::: DATASET RECORDS

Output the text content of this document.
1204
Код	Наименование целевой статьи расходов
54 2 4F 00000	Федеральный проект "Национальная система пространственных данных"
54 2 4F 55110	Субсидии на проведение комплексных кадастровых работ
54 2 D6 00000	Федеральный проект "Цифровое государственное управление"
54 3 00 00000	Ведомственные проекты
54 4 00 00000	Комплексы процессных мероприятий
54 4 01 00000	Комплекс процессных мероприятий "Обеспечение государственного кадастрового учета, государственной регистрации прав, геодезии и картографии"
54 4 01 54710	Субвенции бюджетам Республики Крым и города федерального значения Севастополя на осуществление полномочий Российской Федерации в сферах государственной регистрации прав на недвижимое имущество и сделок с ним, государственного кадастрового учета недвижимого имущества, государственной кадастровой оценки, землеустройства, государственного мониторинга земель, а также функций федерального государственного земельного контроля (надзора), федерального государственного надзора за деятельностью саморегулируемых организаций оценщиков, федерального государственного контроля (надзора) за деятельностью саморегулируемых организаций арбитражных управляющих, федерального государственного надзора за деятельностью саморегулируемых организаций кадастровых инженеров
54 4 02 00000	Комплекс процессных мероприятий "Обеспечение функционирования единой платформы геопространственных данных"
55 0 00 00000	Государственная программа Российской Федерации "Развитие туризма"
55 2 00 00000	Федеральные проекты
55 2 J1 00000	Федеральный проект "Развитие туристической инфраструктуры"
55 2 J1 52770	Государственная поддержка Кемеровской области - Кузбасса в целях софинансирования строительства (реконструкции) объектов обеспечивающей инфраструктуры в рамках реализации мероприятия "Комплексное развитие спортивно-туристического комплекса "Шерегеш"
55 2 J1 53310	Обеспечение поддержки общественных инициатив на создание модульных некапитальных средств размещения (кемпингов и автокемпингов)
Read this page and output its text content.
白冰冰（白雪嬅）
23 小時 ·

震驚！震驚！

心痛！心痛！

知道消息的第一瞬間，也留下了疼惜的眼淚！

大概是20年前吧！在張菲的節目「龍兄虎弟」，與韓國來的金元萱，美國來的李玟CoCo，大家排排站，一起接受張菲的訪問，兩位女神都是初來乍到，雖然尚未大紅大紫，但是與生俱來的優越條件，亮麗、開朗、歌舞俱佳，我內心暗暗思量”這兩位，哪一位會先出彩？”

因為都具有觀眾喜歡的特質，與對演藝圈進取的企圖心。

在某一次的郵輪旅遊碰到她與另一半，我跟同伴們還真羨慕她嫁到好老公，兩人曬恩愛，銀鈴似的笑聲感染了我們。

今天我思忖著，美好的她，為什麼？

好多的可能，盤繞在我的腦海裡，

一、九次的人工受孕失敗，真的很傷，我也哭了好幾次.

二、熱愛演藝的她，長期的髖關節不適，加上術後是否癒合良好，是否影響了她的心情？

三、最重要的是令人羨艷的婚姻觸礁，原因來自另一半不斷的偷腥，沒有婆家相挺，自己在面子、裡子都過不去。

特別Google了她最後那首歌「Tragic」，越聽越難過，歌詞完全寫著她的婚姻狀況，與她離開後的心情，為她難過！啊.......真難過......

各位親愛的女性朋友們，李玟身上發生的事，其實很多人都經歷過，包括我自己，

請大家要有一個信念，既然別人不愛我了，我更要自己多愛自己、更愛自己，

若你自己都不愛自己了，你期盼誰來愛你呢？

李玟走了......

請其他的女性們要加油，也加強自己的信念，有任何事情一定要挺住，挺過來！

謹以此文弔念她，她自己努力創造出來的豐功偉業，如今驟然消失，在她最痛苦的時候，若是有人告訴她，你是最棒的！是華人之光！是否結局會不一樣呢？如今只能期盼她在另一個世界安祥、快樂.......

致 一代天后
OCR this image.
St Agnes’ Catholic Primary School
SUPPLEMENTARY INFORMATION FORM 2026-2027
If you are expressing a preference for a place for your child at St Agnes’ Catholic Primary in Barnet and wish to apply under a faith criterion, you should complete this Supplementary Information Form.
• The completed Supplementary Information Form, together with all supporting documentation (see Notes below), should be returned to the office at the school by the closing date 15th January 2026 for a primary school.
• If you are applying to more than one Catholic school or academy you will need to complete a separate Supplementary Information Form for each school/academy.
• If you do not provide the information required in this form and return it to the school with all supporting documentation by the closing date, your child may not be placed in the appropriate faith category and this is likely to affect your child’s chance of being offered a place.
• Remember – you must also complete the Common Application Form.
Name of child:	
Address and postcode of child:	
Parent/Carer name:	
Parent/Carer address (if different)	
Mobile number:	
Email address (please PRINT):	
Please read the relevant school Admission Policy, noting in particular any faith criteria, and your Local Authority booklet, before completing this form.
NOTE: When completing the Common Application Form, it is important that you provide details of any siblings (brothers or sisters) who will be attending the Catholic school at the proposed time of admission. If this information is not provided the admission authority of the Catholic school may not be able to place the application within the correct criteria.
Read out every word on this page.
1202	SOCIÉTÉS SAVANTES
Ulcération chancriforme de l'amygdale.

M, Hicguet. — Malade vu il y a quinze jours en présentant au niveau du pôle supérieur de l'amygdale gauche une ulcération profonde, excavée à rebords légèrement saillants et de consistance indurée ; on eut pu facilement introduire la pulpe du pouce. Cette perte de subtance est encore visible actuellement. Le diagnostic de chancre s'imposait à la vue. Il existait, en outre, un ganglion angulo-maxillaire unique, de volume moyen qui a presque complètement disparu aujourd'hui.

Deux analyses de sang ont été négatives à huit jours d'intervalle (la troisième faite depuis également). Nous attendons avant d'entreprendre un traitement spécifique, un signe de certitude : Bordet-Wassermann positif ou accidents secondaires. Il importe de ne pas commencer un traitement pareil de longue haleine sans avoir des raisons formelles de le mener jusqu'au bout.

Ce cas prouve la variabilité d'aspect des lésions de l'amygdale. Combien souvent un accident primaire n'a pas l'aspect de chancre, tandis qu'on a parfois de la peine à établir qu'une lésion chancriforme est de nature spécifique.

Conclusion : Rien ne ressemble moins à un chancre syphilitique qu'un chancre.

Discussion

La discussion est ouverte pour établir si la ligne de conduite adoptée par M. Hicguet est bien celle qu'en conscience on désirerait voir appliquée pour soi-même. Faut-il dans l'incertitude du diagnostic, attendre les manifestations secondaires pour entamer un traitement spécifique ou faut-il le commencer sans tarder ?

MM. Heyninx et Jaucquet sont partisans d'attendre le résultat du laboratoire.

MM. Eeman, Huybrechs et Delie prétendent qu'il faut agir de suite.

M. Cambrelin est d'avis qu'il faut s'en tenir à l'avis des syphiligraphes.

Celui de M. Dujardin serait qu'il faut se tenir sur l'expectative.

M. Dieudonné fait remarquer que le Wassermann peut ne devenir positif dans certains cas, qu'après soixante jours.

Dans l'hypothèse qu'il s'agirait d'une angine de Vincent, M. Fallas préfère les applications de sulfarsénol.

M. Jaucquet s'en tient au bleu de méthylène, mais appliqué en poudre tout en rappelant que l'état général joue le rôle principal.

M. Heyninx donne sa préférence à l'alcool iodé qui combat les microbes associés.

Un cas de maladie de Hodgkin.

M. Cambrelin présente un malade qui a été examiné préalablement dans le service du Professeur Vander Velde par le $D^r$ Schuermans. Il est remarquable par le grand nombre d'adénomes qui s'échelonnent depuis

::::::

§ **EXERCISE OBJECTIVE**
Go through the records above and set each one down exactly, please.

§ **RESULT**
Output the text content of this document.
1204
Код	Наименование целевой статьи расходов
54 2 4F 00000	Федеральный проект "Национальная система пространственных данных"
54 2 4F 55110	Субсидии на проведение комплексных кадастровых работ
54 2 D6 00000	Федеральный проект "Цифровое государственное управление"
54 3 00 00000	Ведомственные проекты
54 4 00 00000	Комплексы процессных мероприятий
54 4 01 00000	Комплекс процессных мероприятий "Обеспечение государственного кадастрового учета, государственной регистрации прав, геодезии и картографии"
54 4 01 54710	Субвенции бюджетам Республики Крым и города федерального значения Севастополя на осуществление полномочий Российской Федерации в сферах государственной регистрации прав на недвижимое имущество и сделок с ним, государственного кадастрового учета недвижимого имущества, государственной кадастровой оценки, землеустройства, государственного мониторинга земель, а также функций федерального государственного земельного контроля (надзора), федерального государственного надзора за деятельностью саморегулируемых организаций оценщиков, федерального государственного контроля (надзора) за деятельностью саморегулируемых организаций арбитражных управляющих, федерального государственного надзора за деятельностью саморегулируемых организаций кадастровых инженеров
54 4 02 00000	Комплекс процессных мероприятий "Обеспечение функционирования единой платформы геопространственных данных"
55 0 00 00000	Государственная программа Российской Федерации "Развитие туризма"
55 2 00 00000	Федеральные проекты
55 2 J1 00000	Федеральный проект "Развитие туристической инфраструктуры"
55 2 J1 52770	Государственная поддержка Кемеровской области - Кузбасса в целях софинансирования строительства (реконструкции) объектов обеспечивающей инфраструктуры в рамках реализации мероприятия "Комплексное развитие спортивно-туристического комплекса "Шерегеш"
55 2 J1 53310	Обеспечение поддержки общественных инициатив на создание модульных некапитальных средств размещения (кемпингов и автокемпингов)
Read this page and output its text content.
白冰冰（白雪嬅）
23 小時 ·

震驚！震驚！

心痛！心痛！

知道消息的第一瞬間，也留下了疼惜的眼淚！

大概是20年前吧！在張菲的節目「龍兄虎弟」，與韓國來的金元萱，美國來的李玟CoCo，大家排排站，一起接受張菲的訪問，兩位女神都是初來乍到，雖然尚未大紅大紫，但是與生俱來的優越條件，亮麗、開朗、歌舞俱佳，我內心暗暗思量”這兩位，哪一位會先出彩？”

因為都具有觀眾喜歡的特質，與對演藝圈進取的企圖心。

在某一次的郵輪旅遊碰到她與另一半，我跟同伴們還真羨慕她嫁到好老公，兩人曬恩愛，銀鈴似的笑聲感染了我們。

今天我思忖著，美好的她，為什麼？

好多的可能，盤繞在我的腦海裡，

一、九次的人工受孕失敗，真的很傷，我也哭了好幾次.

二、熱愛演藝的她，長期的髖關節不適，加上術後是否癒合良好，是否影響了她的心情？

三、最重要的是令人羨艷的婚姻觸礁，原因來自另一半不斷的偷腥，沒有婆家相挺，自己在面子、裡子都過不去。

特別Google了她最後那首歌「Tragic」，越聽越難過，歌詞完全寫著她的婚姻狀況，與她離開後的心情，為她難過！啊.......真難過......

各位親愛的女性朋友們，李玟身上發生的事，其實很多人都經歷過，包括我自己，

請大家要有一個信念，既然別人不愛我了，我更要自己多愛自己、更愛自己，

若你自己都不愛自己了，你期盼誰來愛你呢？

李玟走了......

請其他的女性們要加油，也加強自己的信念，有任何事情一定要挺住，挺過來！

謹以此文弔念她，她自己努力創造出來的豐功偉業，如今驟然消失，在她最痛苦的時候，若是有人告訴她，你是最棒的！是華人之光！是否結局會不一樣呢？如今只能期盼她在另一個世界安祥、快樂.......

致 一代天后
OCR this image.
St Agnes’ Catholic Primary School
SUPPLEMENTARY INFORMATION FORM 2026-2027
If you are expressing a preference for a place for your child at St Agnes’ Catholic Primary in Barnet and wish to apply under a faith criterion, you should complete this Supplementary Information Form.
• The completed Supplementary Information Form, together with all supporting documentation (see Notes below), should be returned to the office at the school by the closing date 15th January 2026 for a primary school.
• If you are applying to more than one Catholic school or academy you will need to complete a separate Supplementary Information Form for each school/academy.
• If you do not provide the information required in this form and return it to the school with all supporting documentation by the closing date, your child may not be placed in the appropriate faith category and this is likely to affect your child’s chance of being offered a place.
• Remember – you must also complete the Common Application Form.
Name of child:	
Address and postcode of child:	
Parent/Carer name:	
Parent/Carer address (if different)	
Mobile number:	
Email address (please PRINT):	
Please read the relevant school Admission Policy, noting in particular any faith criteria, and your Local Authority booklet, before completing this form.
NOTE: When completing the Common Application Form, it is important that you provide details of any siblings (brothers or sisters) who will be attending the Catholic school at the proposed time of admission. If this information is not provided the admission authority of the Catholic school may not be able to place the application within the correct criteria.
Read out every word on this page.
1202	SOCIÉTÉS SAVANTES
Ulcération chancriforme de l'amygdale.

M, Hicguet. — Malade vu il y a quinze jours en présentant au niveau du pôle supérieur de l'amygdale gauche une ulcération profonde, excavée à rebords légèrement saillants et de consistance indurée ; on eut pu facilement introduire la pulpe du pouce. Cette perte de subtance est encore visible actuellement. Le diagnostic de chancre s'imposait à la vue. Il existait, en outre, un ganglion angulo-maxillaire unique, de volume moyen qui a presque complètement disparu aujourd'hui.

Deux analyses de sang ont été négatives à huit jours d'intervalle (la troisième faite depuis également). Nous attendons avant d'entreprendre un traitement spécifique, un signe de certitude : Bordet-Wassermann positif ou accidents secondaires. Il importe de ne pas commencer un traitement pareil de longue haleine sans avoir des raisons formelles de le mener jusqu'au bout.

Ce cas prouve la variabilité d'aspect des lésions de l'amygdale. Combien souvent un accident primaire n'a pas l'aspect de chancre, tandis qu'on a parfois de la peine à établir qu'une lésion chancriforme est de nature spécifique.

Conclusion : Rien ne ressemble moins à un chancre syphilitique qu'un chancre.

Discussion

La discussion est ouverte pour établir si la ligne de conduite adoptée par M. Hicguet est bien celle qu'en conscience on désirerait voir appliquée pour soi-même. Faut-il dans l'incertitude du diagnostic, attendre les manifestations secondaires pour entamer un traitement spécifique ou faut-il le commencer sans tarder ?

MM. Heyninx et Jaucquet sont partisans d'attendre le résultat du laboratoire.

MM. Eeman, Huybrechs et Delie prétendent qu'il faut agir de suite.

M. Cambrelin est d'avis qu'il faut s'en tenir à l'avis des syphiligraphes.

Celui de M. Dujardin serait qu'il faut se tenir sur l'expectative.

M. Dieudonné fait remarquer que le Wassermann peut ne devenir positif dans certains cas, qu'après soixante jours.

Dans l'hypothèse qu'il s'agirait d'une angine de Vincent, M. Fallas préfère les applications de sulfarsénol.

M. Jaucquet s'en tient au bleu de méthylène, mais appliqué en poudre tout en rappelant que l'état général joue le rôle principal.

M. Heyninx donne sa préférence à l'alcool iodé qui combat les microbes associés.

Un cas de maladie de Hodgkin.

M. Cambrelin présente un malade qui a été examiné préalablement dans le service du Professeur Vander Velde par le $D^r$ Schuermans. Il est remarquable par le grand nombre d'adénomes qui s'échelonnent depuis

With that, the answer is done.